• [INSTRUCTIONS FOR THE TASK]
Reproduce the entries word for word, and omit any picture you find in them.
═════ DATASET ═════
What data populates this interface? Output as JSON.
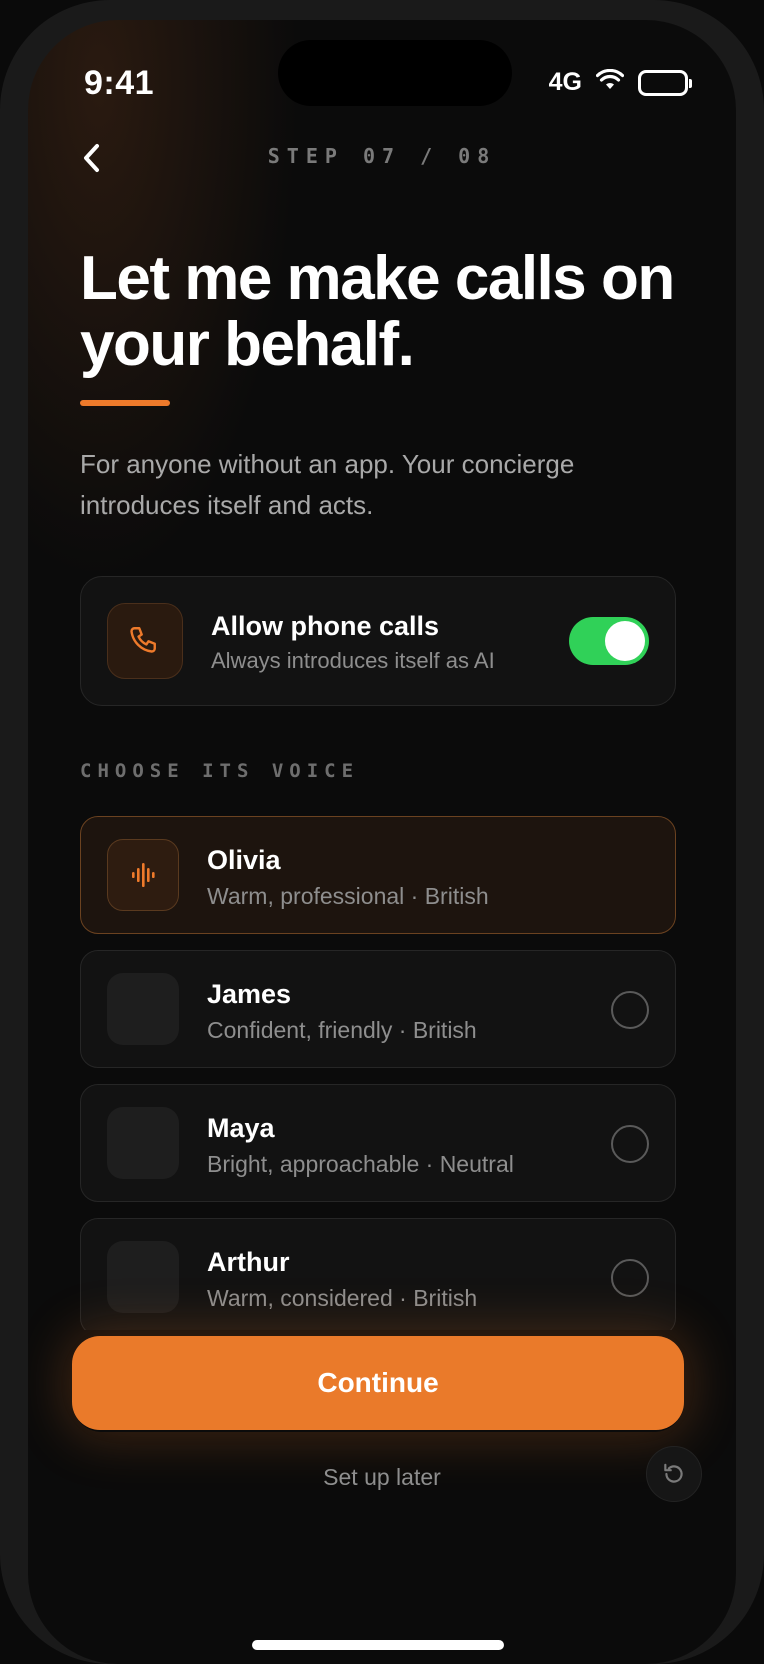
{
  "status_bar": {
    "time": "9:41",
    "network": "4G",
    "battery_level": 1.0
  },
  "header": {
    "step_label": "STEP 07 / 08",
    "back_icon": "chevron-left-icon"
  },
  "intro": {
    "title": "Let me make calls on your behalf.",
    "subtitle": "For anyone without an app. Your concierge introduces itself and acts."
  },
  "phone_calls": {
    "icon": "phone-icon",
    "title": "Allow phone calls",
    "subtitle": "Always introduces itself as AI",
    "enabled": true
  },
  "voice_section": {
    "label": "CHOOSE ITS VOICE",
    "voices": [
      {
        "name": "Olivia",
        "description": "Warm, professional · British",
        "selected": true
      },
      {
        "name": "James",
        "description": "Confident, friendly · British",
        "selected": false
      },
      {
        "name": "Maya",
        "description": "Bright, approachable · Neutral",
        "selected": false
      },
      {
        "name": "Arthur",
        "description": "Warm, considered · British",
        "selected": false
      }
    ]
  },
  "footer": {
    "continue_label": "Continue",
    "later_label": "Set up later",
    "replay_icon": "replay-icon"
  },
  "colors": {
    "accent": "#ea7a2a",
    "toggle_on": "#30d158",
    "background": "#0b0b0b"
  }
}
═════
• [RIGHT ANSWER]
What data populates this interface? Output as JSON.
{
  "status_bar": {
    "time": "9:41",
    "network": "4G",
    "battery_level": 1.0
  },
  "header": {
    "step_label": "STEP 07 / 08",
    "back_icon": "chevron-left-icon"
  },
  "intro": {
    "title": "Let me make calls on your behalf.",
    "subtitle": "For anyone without an app. Your concierge introduces itself and acts."
  },
  "phone_calls": {
    "icon": "phone-icon",
    "title": "Allow phone calls",
    "subtitle": "Always introduces itself as AI",
    "enabled": true
  },
  "voice_section": {
    "label": "CHOOSE ITS VOICE",
    "voices": [
      {
        "name": "Olivia",
        "description": "Warm, professional · British",
        "selected": true
      },
      {
        "name": "James",
        "description": "Confident, friendly · British",
        "selected": false
      },
      {
        "name": "Maya",
        "description": "Bright, approachable · Neutral",
        "selected": false
      },
      {
        "name": "Arthur",
        "description": "Warm, considered · British",
        "selected": false
      }
    ]
  },
  "footer": {
    "continue_label": "Continue",
    "later_label": "Set up later",
    "replay_icon": "replay-icon"
  },
  "colors": {
    "accent": "#ea7a2a",
    "toggle_on": "#30d158",
    "background": "#0b0b0b"
  }
}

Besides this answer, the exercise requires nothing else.